┌────────

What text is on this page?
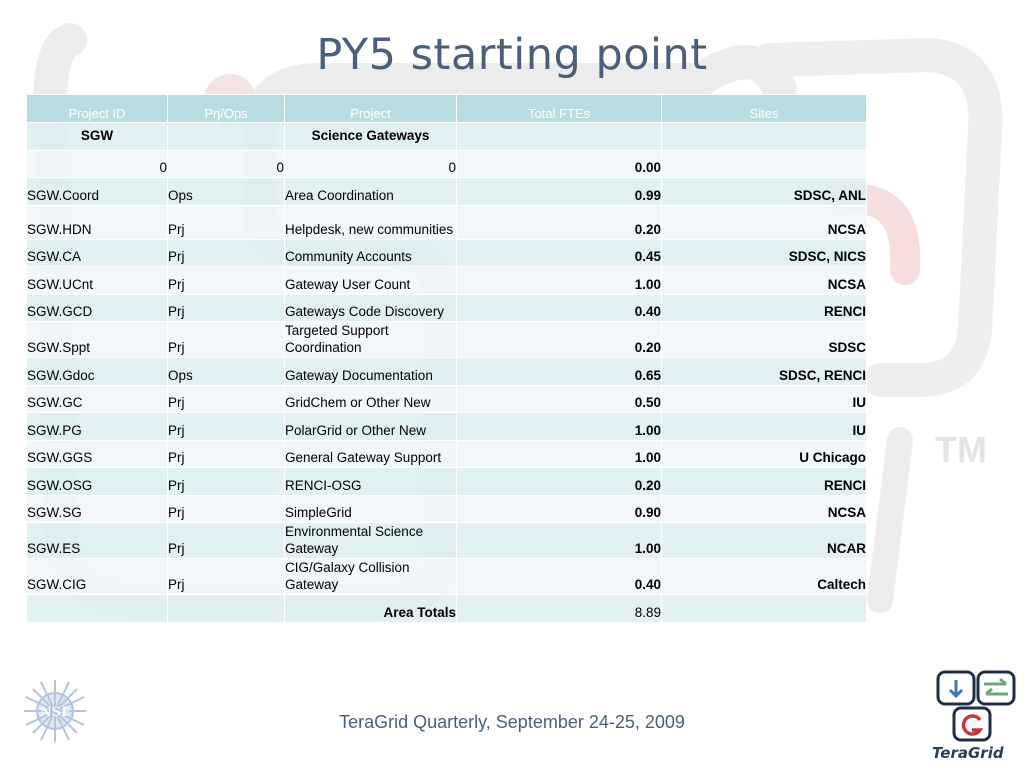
TM
PY5 starting point
Project ID	Prj/Ops	Project	Total FTEs	Sites
SGW		Science Gateways		
0	0	0	0.00	
SGW.Coord	Ops	Area Coordination	0.99	SDSC, ANL
SGW.HDN	Prj	Helpdesk, new communities	0.20	NCSA
SGW.CA	Prj	Community Accounts	0.45	SDSC, NICS
SGW.UCnt	Prj	Gateway User Count	1.00	NCSA
SGW.GCD	Prj	Gateways Code Discovery	0.40	RENCI
SGW.Sppt	Prj	Targeted Support Coordination	0.20	SDSC
SGW.Gdoc	Ops	Gateway Documentation	0.65	SDSC, RENCI
SGW.GC	Prj	GridChem or Other New	0.50	IU
SGW.PG	Prj	PolarGrid or Other New	1.00	IU
SGW.GGS	Prj	General Gateway Support	1.00	U Chicago
SGW.OSG	Prj	RENCI-OSG	0.20	RENCI
SGW.SG	Prj	SimpleGrid	0.90	NCSA
SGW.ES	Prj	Environmental Science Gateway	1.00	NCAR
SGW.CIG	Prj	CIG/Galaxy Collision Gateway	0.40	Caltech
		Area Totals	8.89	
NSF	TeraGrid Quarterly, September 24-25, 2009
TeraGrid
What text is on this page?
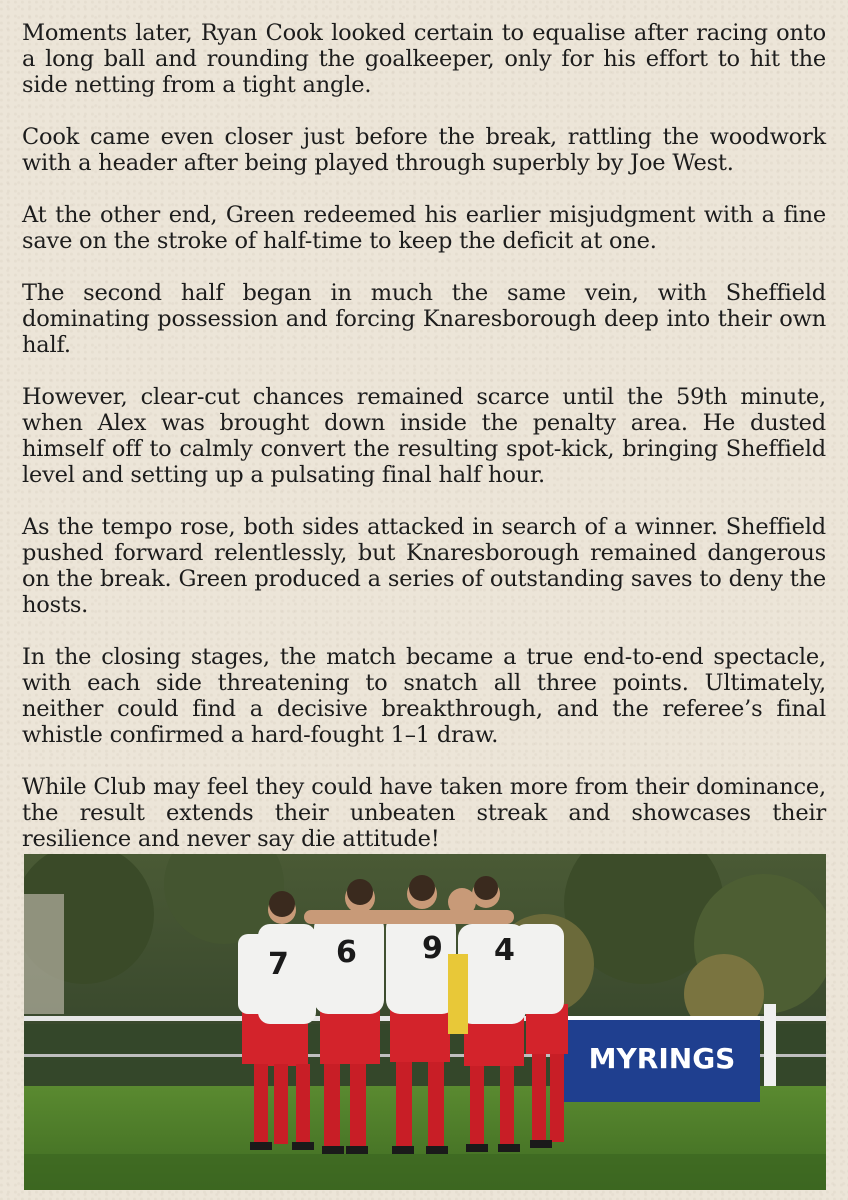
Moments later, Ryan Cook looked certain to equalise after racing onto a long ball and rounding the goalkeeper, only for his effort to hit the side netting from a tight angle.

Cook came even closer just before the break, rattling the woodwork with a header after being played through superbly by Joe West.

At the other end, Green redeemed his earlier misjudgment with a fine save on the stroke of half-time to keep the deficit at one.

The second half began in much the same vein, with Sheffield dominating possession and forcing Knaresborough deep into their own half.

However, clear-cut chances remained scarce until the 59th minute, when Alex was brought down inside the penalty area. He dusted himself off to calmly convert the resulting spot-kick, bringing Sheffield level and setting up a pulsating final half hour.

As the tempo rose, both sides attacked in search of a winner. Sheffield pushed forward relentlessly, but Knaresborough remained dangerous on the break. Green produced a series of outstanding saves to deny the hosts.

In the closing stages, the match became a true end-to-end spectacle, with each side threatening to snatch all three points. Ultimately, neither could find a decisive breakthrough, and the referee’s final whistle confirmed a hard-fought 1–1 draw.

While Club may feel they could have taken more from their dominance, the result extends their unbeaten streak and showcases their resilience and never say die attitude!

MYRINGS
7 6 9 4
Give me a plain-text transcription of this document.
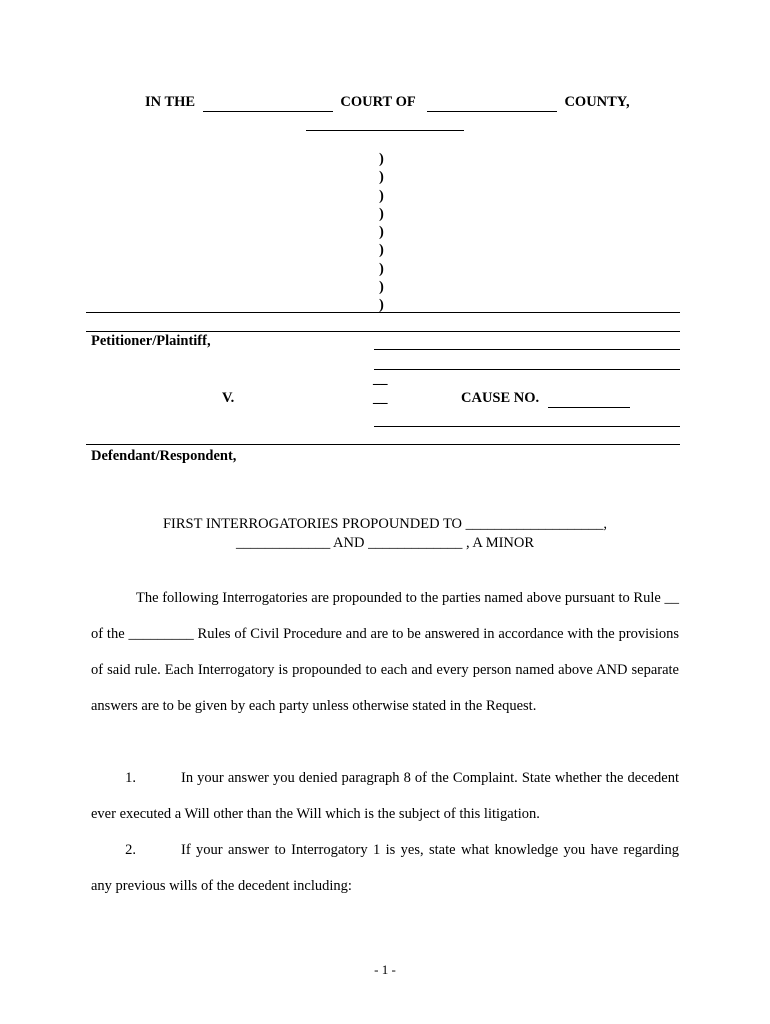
IN THE	COURT OF	COUNTY,
)
)
)
)
)
)
)
)
)
Petitioner/Plaintiff,
V.
Defendant/Respondent,
__
__	CAUSE NO.
FIRST INTERROGATORIES PROPOUNDED TO ___________________,
_____________ AND _____________ , A MINOR
The following Interrogatories are propounded to the parties named above pursuant to Rule __ of the _________ Rules of Civil Procedure and are to be answered in accordance with the provisions of said rule. Each Interrogatory is propounded to each and every person named above AND separate answers are to be given by each party unless otherwise stated in the Request.
1.	In your answer you denied paragraph 8 of the Complaint. State whether the decedent ever executed a Will other than the Will which is the subject of this litigation.
2.	If your answer to Interrogatory 1 is yes, state what knowledge you have regarding any previous wills of the decedent including:
- 1 -
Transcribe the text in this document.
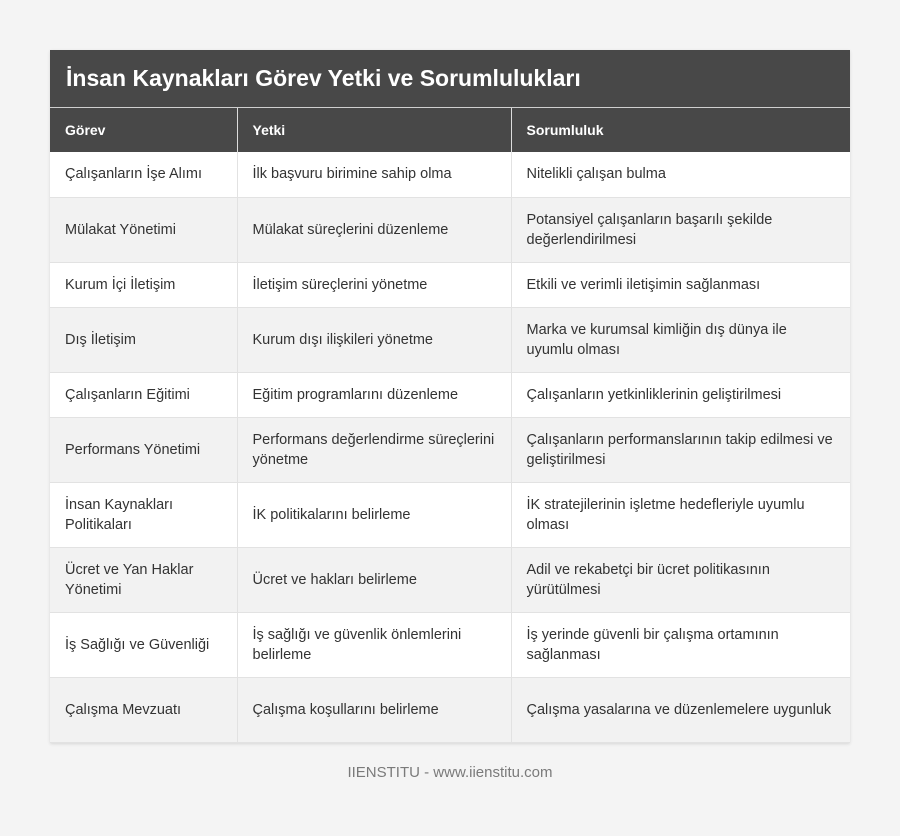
İnsan Kaynakları Görev Yetki ve Sorumlulukları
Görev	Yetki	Sorumluluk
Çalışanların İşe Alımı	İlk başvuru birimine sahip olma	Nitelikli çalışan bulma
Mülakat Yönetimi	Mülakat süreçlerini düzenleme	Potansiyel çalışanların başarılı şekilde değerlendirilmesi
Kurum İçi İletişim	İletişim süreçlerini yönetme	Etkili ve verimli iletişimin sağlanması
Dış İletişim	Kurum dışı ilişkileri yönetme	Marka ve kurumsal kimliğin dış dünya ile uyumlu olması
Çalışanların Eğitimi	Eğitim programlarını düzenleme	Çalışanların yetkinliklerinin geliştirilmesi
Performans Yönetimi	Performans değerlendirme süreçlerini yönetme	Çalışanların performanslarının takip edilmesi ve geliştirilmesi
İnsan Kaynakları Politikaları	İK politikalarını belirleme	İK stratejilerinin işletme hedefleriyle uyumlu olması
Ücret ve Yan Haklar Yönetimi	Ücret ve hakları belirleme	Adil ve rekabetçi bir ücret politikasının yürütülmesi
İş Sağlığı ve Güvenliği	İş sağlığı ve güvenlik önlemlerini belirleme	İş yerinde güvenli bir çalışma ortamının sağlanması
Çalışma Mevzuatı	Çalışma koşullarını belirleme	Çalışma yasalarına ve düzenlemelere uygunluk
IIENSTITU - www.iienstitu.com
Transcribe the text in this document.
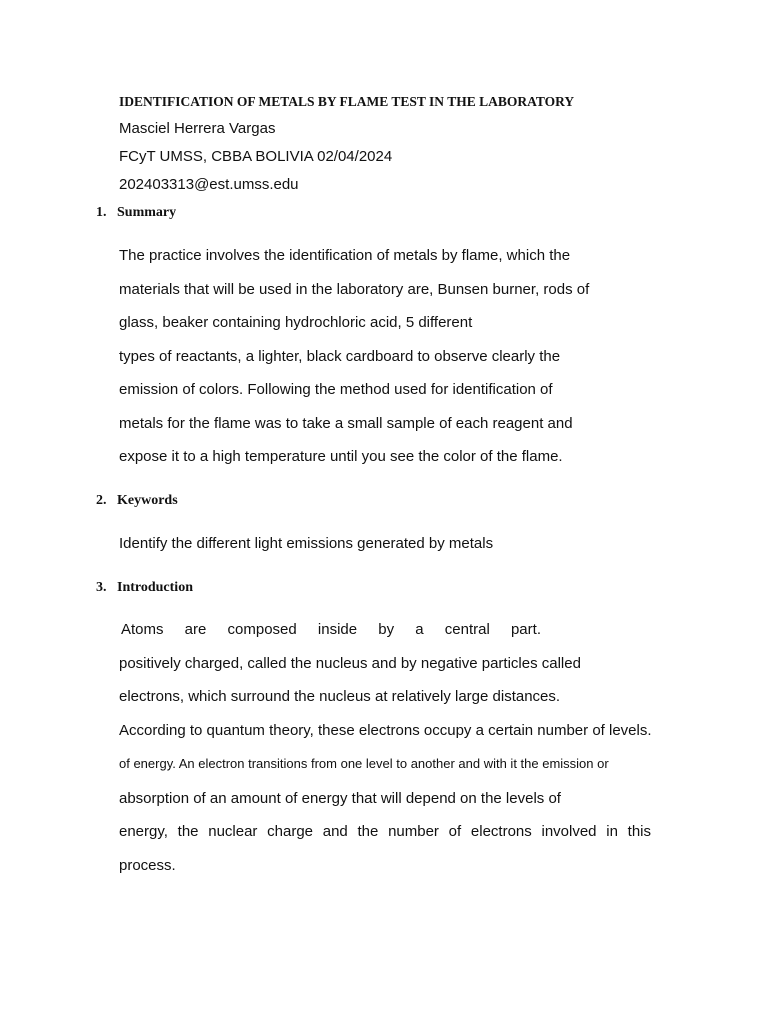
IDENTIFICATION OF METALS BY FLAME TEST IN THE LABORATORY
Masciel Herrera Vargas
FCyT UMSS, CBBA BOLIVIA 02/04/2024
202403313@est.umss.edu
1. Summary
The practice involves the identification of metals by flame, which the
materials that will be used in the laboratory are, Bunsen burner, rods of
glass, beaker containing hydrochloric acid, 5 different
types of reactants, a lighter, black cardboard to observe clearly the
emission of colors. Following the method used for identification of
metals for the flame was to take a small sample of each reagent and
expose it to a high temperature until you see the color of the flame.
2. Keywords
Identify the different light emissions generated by metals
3. Introduction
Atoms are composed inside by a central part.
positively charged, called the nucleus and by negative particles called
electrons, which surround the nucleus at relatively large distances.
According to quantum theory, these electrons occupy a certain number of levels.
of energy. An electron transitions from one level to another and with it the emission or
absorption of an amount of energy that will depend on the levels of
energy, the nuclear charge and the number of electrons involved in this
process.
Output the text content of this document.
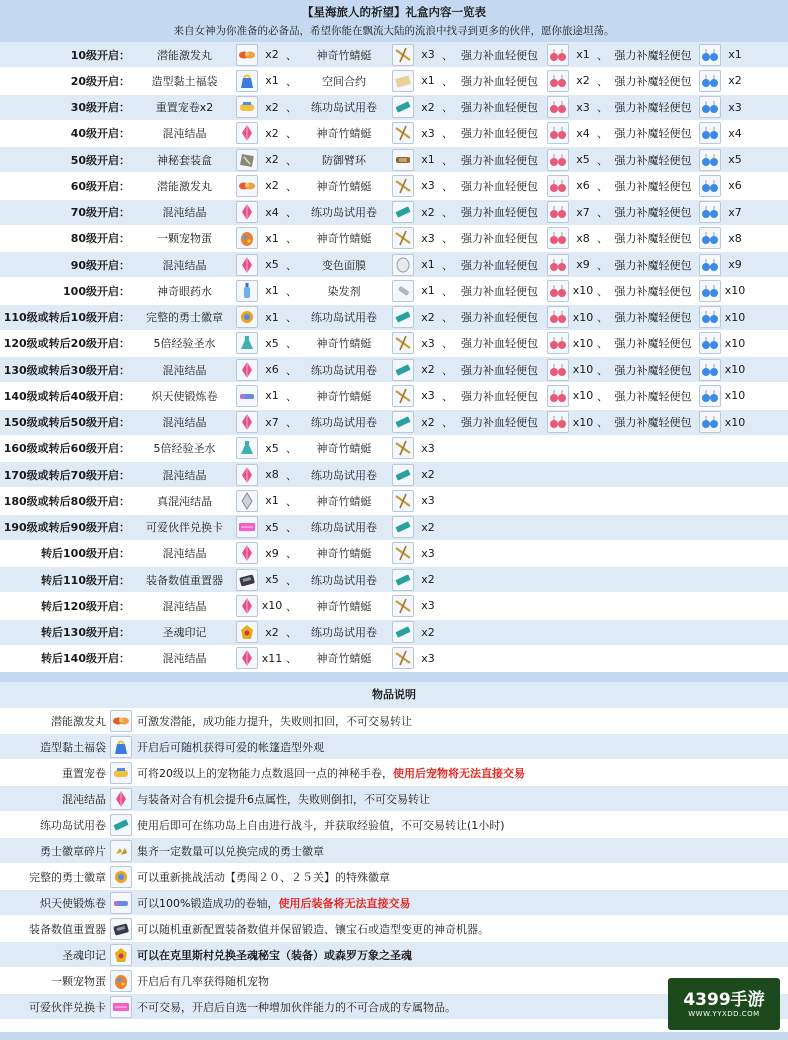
【星海旅人的祈望】礼盒内容一览表
来自女神为你准备的必备品，希望你能在飘流大陆的流浪中找寻到更多的伙伴，愿你旅途坦荡。
10级开启：	潜能激发丸	x2 、	神奇竹蜻蜓	x3 、 强力补血轻便包	x1 、 强力补魔轻便包	x1
20级开启：	造型黏土福袋	x1 、	空间合约	x1 、 强力补血轻便包	x2 、 强力补魔轻便包	x2
30级开启：	重置宠卷x2	x2 、	练功岛试用卷	x2 、 强力补血轻便包	x3 、 强力补魔轻便包	x3
40级开启：	混沌结晶	x2 、	神奇竹蜻蜓	x3 、 强力补血轻便包	x4 、 强力补魔轻便包	x4
50级开启：	神秘套装盒	x2 、	防御臂环	x1 、 强力补血轻便包	x5 、 强力补魔轻便包	x5
60级开启：	潜能激发丸	x2 、	神奇竹蜻蜓	x3 、 强力补血轻便包	x6 、 强力补魔轻便包	x6
70级开启：	混沌结晶	x4 、	练功岛试用卷	x2 、 强力补血轻便包	x7 、 强力补魔轻便包	x7
80级开启：	一颗宠物蛋	x1 、	神奇竹蜻蜓	x3 、 强力补血轻便包	x8 、 强力补魔轻便包	x8
90级开启：	混沌结晶	x5 、	变色面膜	x1 、 强力补血轻便包	x9 、 强力补魔轻便包	x9
100级开启：	神奇眼药水	x1 、	染发剂	x1 、 强力补血轻便包	x10 、 强力补魔轻便包	x10
110级或转后10级开启：	完整的勇士徽章	x1 、	练功岛试用卷	x2 、 强力补血轻便包	x10 、 强力补魔轻便包	x10
120级或转后20级开启：	5倍经验圣水	x5 、	神奇竹蜻蜓	x3 、 强力补血轻便包	x10 、 强力补魔轻便包	x10
130级或转后30级开启：	混沌结晶	x6 、	练功岛试用卷	x2 、 强力补血轻便包	x10 、 强力补魔轻便包	x10
140级或转后40级开启：	炽天使锻炼卷	x1 、	神奇竹蜻蜓	x3 、 强力补血轻便包	x10 、 强力补魔轻便包	x10
150级或转后50级开启：	混沌结晶	x7 、	练功岛试用卷	x2 、 强力补血轻便包	x10 、 强力补魔轻便包	x10
160级或转后60级开启：	5倍经验圣水	x5 、	神奇竹蜻蜓	x3
170级或转后70级开启：	混沌结晶	x8 、	练功岛试用卷	x2
180级或转后80级开启：	真混沌结晶	x1 、	神奇竹蜻蜓	x3
190级或转后90级开启：	可爱伙伴兑换卡	x5 、	练功岛试用卷	x2
转后100级开启：	混沌结晶	x9 、	神奇竹蜻蜓	x3
转后110级开启：	装备数值重置器	x5 、	练功岛试用卷	x2
转后120级开启：	混沌结晶	x10 、	神奇竹蜻蜓	x3
转后130级开启：	圣魂印记	x2 、	练功岛试用卷	x2
转后140级开启：	混沌结晶	x11 、	神奇竹蜻蜓	x3
物品说明
潜能激发丸	可激发潜能，成功能力提升，失败则扣回，不可交易转让
造型黏土福袋	开启后可随机获得可爱的帐篷造型外观
重置宠卷	可将20级以上的宠物能力点数退回一点的神秘手卷，使用后宠物将无法直接交易
混沌结晶	与装备对合有机会提升6点属性，失败则倒扣，不可交易转让
练功岛试用卷	使用后即可在练功岛上自由进行战斗，并获取经验值，不可交易转让(1小时)
勇士徽章碎片	集齐一定数量可以兑换完成的勇士徽章
完整的勇士徽章	可以重新挑战活动【勇闯２０、２５关】的特殊徽章
炽天使锻炼卷	可以100%锻造成功的卷轴，使用后装备将无法直接交易
装备数值重置器	可以随机重新配置装备数值并保留锻造、镶宝石或造型变更的神奇机器。
圣魂印记	可以在克里斯村兑换圣魂秘宝（装备）或森罗万象之圣魂
一颗宠物蛋	开启后有几率获得随机宠物
可爱伙伴兑换卡	不可交易，开启后自选一种增加伙伴能力的不可合成的专属物品。	4399手游
WWW.YYXDD.COM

└────────

Given task: From the listing above, return each line with the word "your".

Finished answer:
1.	In your answer you denied paragraph 8 of the Complaint. State whether the decedent ever executed a Will other than the Will which is the subject of this litigation.
2.	If your answer to Interrogatory 1 is yes, state what knowledge you have regarding any previous wills of the decedent including:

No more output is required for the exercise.